• EXTRACTED ENTRIES:
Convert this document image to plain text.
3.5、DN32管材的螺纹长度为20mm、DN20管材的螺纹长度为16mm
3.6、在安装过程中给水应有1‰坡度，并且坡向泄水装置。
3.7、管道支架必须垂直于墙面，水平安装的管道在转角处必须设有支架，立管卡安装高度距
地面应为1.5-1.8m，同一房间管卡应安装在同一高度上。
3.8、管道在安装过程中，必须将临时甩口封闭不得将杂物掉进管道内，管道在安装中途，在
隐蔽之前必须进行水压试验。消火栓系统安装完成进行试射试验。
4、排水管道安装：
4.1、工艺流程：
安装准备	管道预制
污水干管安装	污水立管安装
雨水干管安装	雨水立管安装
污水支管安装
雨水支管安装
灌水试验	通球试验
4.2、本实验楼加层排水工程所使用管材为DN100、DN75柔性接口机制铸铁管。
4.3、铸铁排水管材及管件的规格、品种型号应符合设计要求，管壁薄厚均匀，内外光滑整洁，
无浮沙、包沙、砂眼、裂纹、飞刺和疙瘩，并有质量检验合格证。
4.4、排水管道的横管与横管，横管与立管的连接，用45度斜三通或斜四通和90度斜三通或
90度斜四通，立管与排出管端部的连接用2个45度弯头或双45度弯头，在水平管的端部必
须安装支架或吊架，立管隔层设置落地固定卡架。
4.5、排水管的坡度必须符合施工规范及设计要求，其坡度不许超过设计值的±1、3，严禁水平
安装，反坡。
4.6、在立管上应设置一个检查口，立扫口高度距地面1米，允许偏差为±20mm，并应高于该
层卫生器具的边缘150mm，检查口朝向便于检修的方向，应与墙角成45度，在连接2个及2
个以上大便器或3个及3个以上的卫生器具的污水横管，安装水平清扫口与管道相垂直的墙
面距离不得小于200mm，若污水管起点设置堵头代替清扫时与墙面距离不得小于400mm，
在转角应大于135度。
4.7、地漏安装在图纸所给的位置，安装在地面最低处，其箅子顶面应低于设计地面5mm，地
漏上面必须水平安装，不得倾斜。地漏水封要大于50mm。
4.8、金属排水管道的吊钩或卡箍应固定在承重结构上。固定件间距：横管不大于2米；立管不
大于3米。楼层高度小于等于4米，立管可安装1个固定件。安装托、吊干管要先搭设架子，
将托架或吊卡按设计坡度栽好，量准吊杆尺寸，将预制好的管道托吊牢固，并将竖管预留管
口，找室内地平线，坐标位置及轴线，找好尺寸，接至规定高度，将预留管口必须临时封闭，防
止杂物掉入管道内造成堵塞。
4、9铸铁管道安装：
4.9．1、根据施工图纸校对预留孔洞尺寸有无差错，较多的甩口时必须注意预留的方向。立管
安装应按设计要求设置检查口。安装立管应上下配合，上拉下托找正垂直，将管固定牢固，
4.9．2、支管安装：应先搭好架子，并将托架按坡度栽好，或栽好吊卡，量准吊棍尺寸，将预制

• EXERCISE AIM: Write out the whole listing again, exactly as it stands.

• RESPONSE TO THE TASK:
Convert this document image to plain text.
3.5、DN32管材的螺纹长度为20mm、DN20管材的螺纹长度为16mm
3.6、在安装过程中给水应有1‰坡度，并且坡向泄水装置。
3.7、管道支架必须垂直于墙面，水平安装的管道在转角处必须设有支架，立管卡安装高度距
地面应为1.5-1.8m，同一房间管卡应安装在同一高度上。
3.8、管道在安装过程中，必须将临时甩口封闭不得将杂物掉进管道内，管道在安装中途，在
隐蔽之前必须进行水压试验。消火栓系统安装完成进行试射试验。
4、排水管道安装：
4.1、工艺流程：
安装准备	管道预制
污水干管安装	污水立管安装
雨水干管安装	雨水立管安装
污水支管安装
雨水支管安装
灌水试验	通球试验
4.2、本实验楼加层排水工程所使用管材为DN100、DN75柔性接口机制铸铁管。
4.3、铸铁排水管材及管件的规格、品种型号应符合设计要求，管壁薄厚均匀，内外光滑整洁，
无浮沙、包沙、砂眼、裂纹、飞刺和疙瘩，并有质量检验合格证。
4.4、排水管道的横管与横管，横管与立管的连接，用45度斜三通或斜四通和90度斜三通或
90度斜四通，立管与排出管端部的连接用2个45度弯头或双45度弯头，在水平管的端部必
须安装支架或吊架，立管隔层设置落地固定卡架。
4.5、排水管的坡度必须符合施工规范及设计要求，其坡度不许超过设计值的±1、3，严禁水平
安装，反坡。
4.6、在立管上应设置一个检查口，立扫口高度距地面1米，允许偏差为±20mm，并应高于该
层卫生器具的边缘150mm，检查口朝向便于检修的方向，应与墙角成45度，在连接2个及2
个以上大便器或3个及3个以上的卫生器具的污水横管，安装水平清扫口与管道相垂直的墙
面距离不得小于200mm，若污水管起点设置堵头代替清扫时与墙面距离不得小于400mm，
在转角应大于135度。
4.7、地漏安装在图纸所给的位置，安装在地面最低处，其箅子顶面应低于设计地面5mm，地
漏上面必须水平安装，不得倾斜。地漏水封要大于50mm。
4.8、金属排水管道的吊钩或卡箍应固定在承重结构上。固定件间距：横管不大于2米；立管不
大于3米。楼层高度小于等于4米，立管可安装1个固定件。安装托、吊干管要先搭设架子，
将托架或吊卡按设计坡度栽好，量准吊杆尺寸，将预制好的管道托吊牢固，并将竖管预留管
口，找室内地平线，坐标位置及轴线，找好尺寸，接至规定高度，将预留管口必须临时封闭，防
止杂物掉入管道内造成堵塞。
4、9铸铁管道安装：
4.9．1、根据施工图纸校对预留孔洞尺寸有无差错，较多的甩口时必须注意预留的方向。立管
安装应按设计要求设置检查口。安装立管应上下配合，上拉下托找正垂直，将管固定牢固，
4.9．2、支管安装：应先搭好架子，并将托架按坡度栽好，或栽好吊卡，量准吊棍尺寸，将预制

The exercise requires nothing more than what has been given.